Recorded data
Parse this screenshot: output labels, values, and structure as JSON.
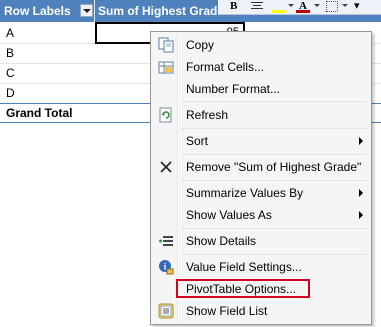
{
  "pivot": {
    "header": {
      "row_labels": "Row Labels",
      "sum_field": "Sum of Highest Grade"
    },
    "rows": [
      "A",
      "B",
      "C",
      "D"
    ],
    "grand_total": "Grand Total",
    "selected_value": "95"
  },
  "toolbar": {
    "bold": "B",
    "font_color": "A",
    "more": "▾"
  },
  "context_menu": {
    "items": [
      {
        "label": "Copy",
        "icon": "copy-icon"
      },
      {
        "label": "Format Cells...",
        "icon": "format-cells-icon"
      },
      {
        "label": "Number Format..."
      },
      {
        "label": "Refresh",
        "icon": "refresh-icon"
      },
      {
        "label": "Sort",
        "submenu": true
      },
      {
        "label": "Remove \"Sum of Highest Grade\"",
        "icon": "remove-x-icon"
      },
      {
        "label": "Summarize Values By",
        "submenu": true
      },
      {
        "label": "Show Values As",
        "submenu": true
      },
      {
        "label": "Show Details",
        "icon": "show-details-icon"
      },
      {
        "label": "Value Field Settings...",
        "icon": "value-field-settings-icon"
      },
      {
        "label": "PivotTable Options..."
      },
      {
        "label": "Show Field List",
        "icon": "field-list-icon"
      }
    ]
  },
  "colors": {
    "header_bg": "#4f81bd",
    "highlight_border": "#d0021b"
  }
}
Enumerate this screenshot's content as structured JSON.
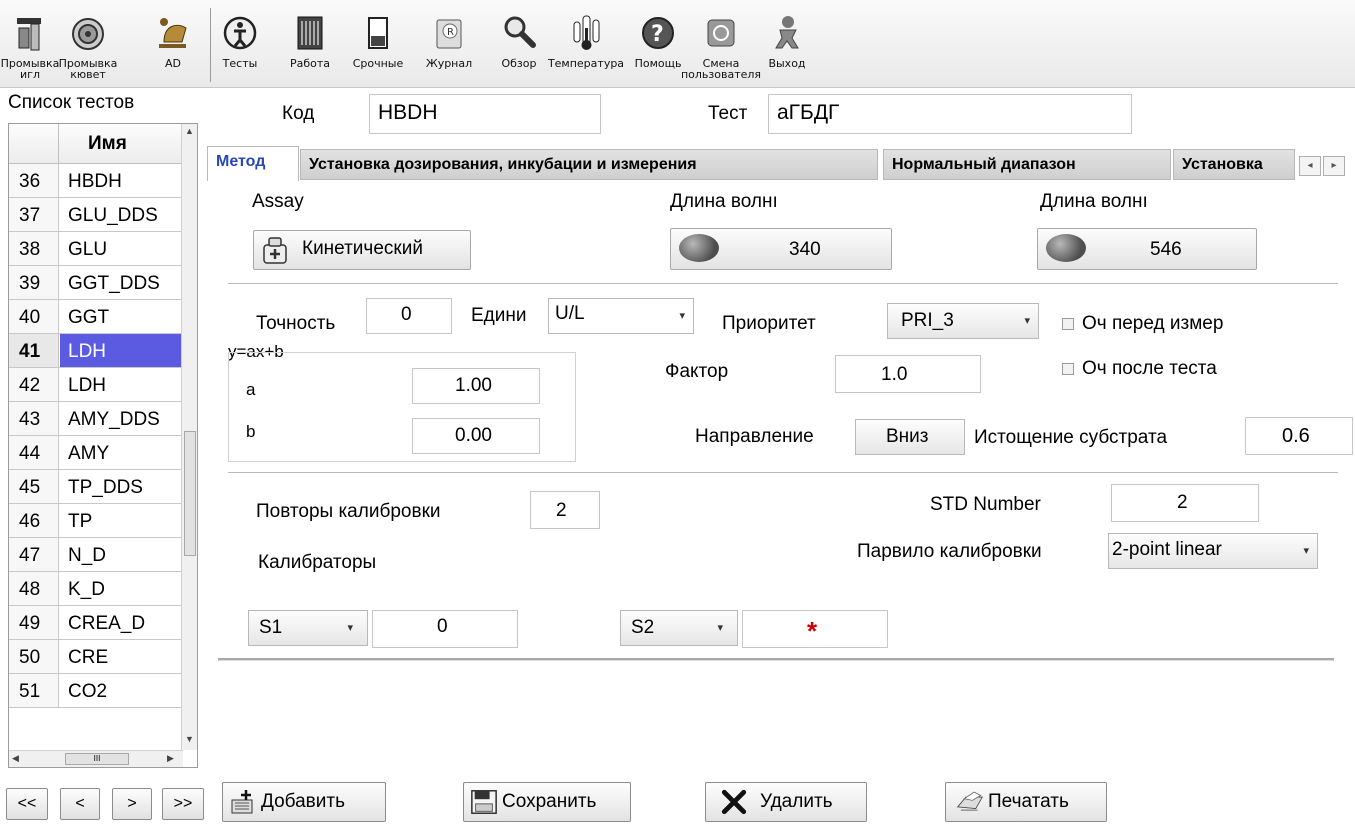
{
  "toolbar": {
    "items": [
      {
        "label_l1": "Промывка",
        "label_l2": "игл",
        "icon": "needle-wash-icon"
      },
      {
        "label_l1": "Промывка",
        "label_l2": "кювет",
        "icon": "cuvette-wash-icon"
      },
      {
        "label_l1": "AD",
        "label_l2": "",
        "icon": "ad-icon"
      },
      {
        "label_l1": "Тесты",
        "label_l2": "",
        "icon": "tests-icon"
      },
      {
        "label_l1": "Работа",
        "label_l2": "",
        "icon": "work-icon"
      },
      {
        "label_l1": "Срочные",
        "label_l2": "",
        "icon": "urgent-icon"
      },
      {
        "label_l1": "Журнал",
        "label_l2": "",
        "icon": "journal-icon"
      },
      {
        "label_l1": "Обзор",
        "label_l2": "",
        "icon": "magnifier-icon"
      },
      {
        "label_l1": "Температура",
        "label_l2": "",
        "icon": "thermometer-icon"
      },
      {
        "label_l1": "Помощь",
        "label_l2": "",
        "icon": "help-icon"
      },
      {
        "label_l1": "Смена",
        "label_l2": "пользователя",
        "icon": "switch-user-icon"
      },
      {
        "label_l1": "Выход",
        "label_l2": "",
        "icon": "exit-icon"
      }
    ]
  },
  "test_list": {
    "title": "Список тестов",
    "header_name": "Имя",
    "rows": [
      {
        "num": "36",
        "name": "HBDH"
      },
      {
        "num": "37",
        "name": "GLU_DDS"
      },
      {
        "num": "38",
        "name": "GLU"
      },
      {
        "num": "39",
        "name": "GGT_DDS"
      },
      {
        "num": "40",
        "name": "GGT"
      },
      {
        "num": "41",
        "name": "LDH"
      },
      {
        "num": "42",
        "name": "LDH"
      },
      {
        "num": "43",
        "name": "AMY_DDS"
      },
      {
        "num": "44",
        "name": "AMY"
      },
      {
        "num": "45",
        "name": "TP_DDS"
      },
      {
        "num": "46",
        "name": "TP"
      },
      {
        "num": "47",
        "name": "N_D"
      },
      {
        "num": "48",
        "name": "K_D"
      },
      {
        "num": "49",
        "name": "CREA_D"
      },
      {
        "num": "50",
        "name": "CRE"
      },
      {
        "num": "51",
        "name": "CO2"
      }
    ],
    "selected_num": "41",
    "hscroll_grip": "III"
  },
  "header": {
    "code_label": "Код",
    "code_value": "HBDH",
    "test_label": "Тест",
    "test_value": "аГБДГ"
  },
  "tabs": [
    {
      "label": "Метод",
      "active": true
    },
    {
      "label": "Установка дозирования, инкубации и измерения"
    },
    {
      "label": "Нормальный диапазон"
    },
    {
      "label": "Установка"
    }
  ],
  "method": {
    "assay_label": "Assay",
    "assay_button": "Кинетический",
    "wl1_label": "Длина волнı",
    "wl1_value": "340",
    "wl2_label": "Длина волнı",
    "wl2_value": "546",
    "precision_label": "Точность",
    "precision_value": "0",
    "units_label": "Едини",
    "units_value": "U/L",
    "priority_label": "Приоритет",
    "priority_value": "PRI_3",
    "clean_before_label": "Оч перед измер",
    "clean_after_label": "Оч после теста",
    "equation_label": "y=ax+b",
    "a_label": "a",
    "a_value": "1.00",
    "b_label": "b",
    "b_value": "0.00",
    "factor_label": "Фактор",
    "factor_value": "1.0",
    "direction_label": "Направление",
    "direction_value": "Вниз",
    "substrate_label": "Истощение субстрата",
    "substrate_value": "0.6"
  },
  "calibration": {
    "repeats_label": "Повторы калибровки",
    "repeats_value": "2",
    "std_label": "STD Number",
    "std_value": "2",
    "rule_label": "Парвило калибровки",
    "rule_value": "2-point linear",
    "calibrators_label": "Калибраторы",
    "s1_label": "S1",
    "s1_value": "0",
    "s2_label": "S2",
    "s2_value": "*",
    "s2_value_color": "#cc0000"
  },
  "bottom": {
    "nav_first": "<<",
    "nav_prev": "<",
    "nav_next": ">",
    "nav_last": ">>",
    "add": "Добавить",
    "save": "Сохранить",
    "delete": "Удалить",
    "print": "Печатать"
  },
  "colors": {
    "selection": "#5a5be0",
    "active_tab_text": "#2a47b8"
  }
}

What needs to be done
In the data above, find each line where the string "волнı" appears, then copy it.

Your response
    "wl1_label": "Длина волнı",
    "wl2_label": "Длина волнı",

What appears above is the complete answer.